**課題文 A**
レコードの先頭行から始めて「category-list: HTTP Designer」を含む行で終わるまで、両端の行も含めて一字一句違えずに書き写すこと。
○ ○ ○ ○
説明

車輛のサイドドア

【課題】MDB側突時におけるOFF要件での加速度レベルが上がることを抑制しつつ、ポール側突時におけるON要件での加速度レベルを上げる車輛のサイドドアの提供。
【解決手段】リインホースメント40の一部はドアアウタパネル10のドア下モール締結部14と車輛側面視にてラップする。該ラップ部分にリインホースメント40はポール側突時にクリップ68と当接するクリップ当接部50を有する。クリップ当接部50はMDB側突時にドアインナパネル側に変形するドアアウタパネル部分より下方に設定される。これによりOFF要件での加速度レベルを上げずにON要件での加速度レベルを上げることができる。リインホースメント40にはフランジ48が追加形成される。クリップ当接部50はフランジ48に形成されたビード52のクリップ対向壁か、またはフランジ48のドアアウタパネル側端部に追加形成された断面L型フランジ56の縦壁からなる。

【発明の詳細な説明】
【技術分野】
【0001】
本発明は、車輛のサイドドアに関し、とくにサイドエアバッグを開かせないOFF要件での側面衝突検出センサの加速度レベルを上げずに、サイドエアバッグを開かせるON要件での側面衝突検出センサの加速度レベルを上げることができる車輛のサイドドアに関する。
【背景技術】
【0002】
側面衝突(以下、「側突」ともいう)には車輛が静止したポールに衝突するポール側突と相手車輛が衝突してくる側突とがある。相手車輛が衝突してくる側突は、側突試験において相手車輛を模擬したMDB(Moving Deformable Barrier )を台車に載せて試験車輛に衝突させるので、MDB側突ともいう。
○ ○ ○ ○
**課題文 B**
車輛のサイドドアに関する文章を、最初から最後まで一字一句違えずに再現すること。

**ボックス注釈データ**
○ ○ ○ ○
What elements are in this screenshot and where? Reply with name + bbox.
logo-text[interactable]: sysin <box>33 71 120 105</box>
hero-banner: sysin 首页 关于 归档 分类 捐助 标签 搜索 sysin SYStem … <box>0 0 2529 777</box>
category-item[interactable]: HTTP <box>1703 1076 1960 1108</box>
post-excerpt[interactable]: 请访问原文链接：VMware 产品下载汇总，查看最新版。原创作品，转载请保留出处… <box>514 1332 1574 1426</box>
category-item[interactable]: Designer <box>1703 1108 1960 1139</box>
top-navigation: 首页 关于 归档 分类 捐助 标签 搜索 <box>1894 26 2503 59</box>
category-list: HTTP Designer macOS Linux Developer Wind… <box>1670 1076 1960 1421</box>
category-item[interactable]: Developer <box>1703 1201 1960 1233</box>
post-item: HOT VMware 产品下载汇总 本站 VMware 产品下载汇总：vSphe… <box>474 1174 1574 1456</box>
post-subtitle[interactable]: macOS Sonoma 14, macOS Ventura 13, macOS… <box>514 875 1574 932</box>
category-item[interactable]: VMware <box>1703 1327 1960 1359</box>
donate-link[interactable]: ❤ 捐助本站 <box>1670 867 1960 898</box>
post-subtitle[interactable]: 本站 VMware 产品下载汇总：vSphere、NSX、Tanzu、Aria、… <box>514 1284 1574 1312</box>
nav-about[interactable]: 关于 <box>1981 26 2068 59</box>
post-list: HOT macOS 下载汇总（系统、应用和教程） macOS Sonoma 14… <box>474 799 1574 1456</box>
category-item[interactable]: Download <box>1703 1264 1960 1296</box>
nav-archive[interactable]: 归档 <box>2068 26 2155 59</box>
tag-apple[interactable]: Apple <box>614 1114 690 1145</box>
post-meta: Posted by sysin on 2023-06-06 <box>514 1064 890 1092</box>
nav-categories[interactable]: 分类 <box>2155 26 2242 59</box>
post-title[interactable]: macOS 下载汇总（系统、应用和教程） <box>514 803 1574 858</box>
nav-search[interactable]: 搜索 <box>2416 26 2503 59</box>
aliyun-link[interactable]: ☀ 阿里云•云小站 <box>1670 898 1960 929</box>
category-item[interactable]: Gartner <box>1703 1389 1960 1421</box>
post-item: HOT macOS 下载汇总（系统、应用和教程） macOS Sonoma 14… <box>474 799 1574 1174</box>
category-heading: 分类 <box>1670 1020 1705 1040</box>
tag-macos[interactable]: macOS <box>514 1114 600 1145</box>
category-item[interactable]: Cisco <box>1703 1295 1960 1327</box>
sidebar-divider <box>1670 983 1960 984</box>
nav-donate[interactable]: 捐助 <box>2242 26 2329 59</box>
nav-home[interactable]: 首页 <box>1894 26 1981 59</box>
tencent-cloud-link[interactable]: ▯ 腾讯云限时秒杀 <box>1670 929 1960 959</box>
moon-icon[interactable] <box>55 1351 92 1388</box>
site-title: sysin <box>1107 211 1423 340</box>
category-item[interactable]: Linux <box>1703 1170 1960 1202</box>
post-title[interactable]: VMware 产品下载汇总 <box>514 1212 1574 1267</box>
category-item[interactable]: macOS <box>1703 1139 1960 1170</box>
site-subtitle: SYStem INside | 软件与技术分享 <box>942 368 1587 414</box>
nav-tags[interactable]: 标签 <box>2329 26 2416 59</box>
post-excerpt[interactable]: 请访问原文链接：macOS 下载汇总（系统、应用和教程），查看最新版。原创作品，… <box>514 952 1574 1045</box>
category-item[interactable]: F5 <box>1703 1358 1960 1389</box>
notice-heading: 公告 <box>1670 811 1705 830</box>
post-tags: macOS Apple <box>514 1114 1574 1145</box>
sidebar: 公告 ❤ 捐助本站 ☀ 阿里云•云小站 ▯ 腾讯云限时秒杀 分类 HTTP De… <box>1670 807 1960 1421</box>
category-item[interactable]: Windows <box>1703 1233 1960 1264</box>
○ ○ ○ ○
**想定解答 A**
What elements are in this screenshot and where? Reply with name + bbox.
logo-text[interactable]: sysin <box>33 71 120 105</box>
hero-banner: sysin 首页 关于 归档 分类 捐助 标签 搜索 sysin SYStem … <box>0 0 2529 777</box>
category-item[interactable]: HTTP <box>1703 1076 1960 1108</box>
post-excerpt[interactable]: 请访问原文链接：VMware 产品下载汇总，查看最新版。原创作品，转载请保留出处… <box>514 1332 1574 1426</box>
category-item[interactable]: Designer <box>1703 1108 1960 1139</box>
top-navigation: 首页 关于 归档 分类 捐助 标签 搜索 <box>1894 26 2503 59</box>
category-list: HTTP Designer macOS Linux Developer Wind… <box>1670 1076 1960 1421</box>

**想定解答 B**
説明

車輛のサイドドア

【課題】MDB側突時におけるOFF要件での加速度レベルが上がることを抑制しつつ、ポール側突時におけるON要件での加速度レベルを上げる車輛のサイドドアの提供。
【解決手段】リインホースメント40の一部はドアアウタパネル10のドア下モール締結部14と車輛側面視にてラップする。該ラップ部分にリインホースメント40はポール側突時にクリップ68と当接するクリップ当接部50を有する。クリップ当接部50はMDB側突時にドアインナパネル側に変形するドアアウタパネル部分より下方に設定される。これによりOFF要件での加速度レベルを上げずにON要件での加速度レベルを上げることができる。リインホースメント40にはフランジ48が追加形成される。クリップ当接部50はフランジ48に形成されたビード52のクリップ対向壁か、またはフランジ48のドアアウタパネル側端部に追加形成された断面L型フランジ56の縦壁からなる。

【発明の詳細な説明】
【技術分野】
【0001】
本発明は、車輛のサイドドアに関し、とくにサイドエアバッグを開かせないOFF要件での側面衝突検出センサの加速度レベルを上げずに、サイドエアバッグを開かせるON要件での側面衝突検出センサの加速度レベルを上げることができる車輛のサイドドアに関する。
【背景技術】
【0002】
側面衝突(以下、「側突」ともいう)には車輛が静止したポールに衝突するポール側突と相手車輛が衝突してくる側突とがある。相手車輛が衝突してくる側突は、側突試験において相手車輛を模擬したMDB(Moving Deformable Barrier )を台車に載せて試験車輛に衝突させるので、MDB側突ともいう。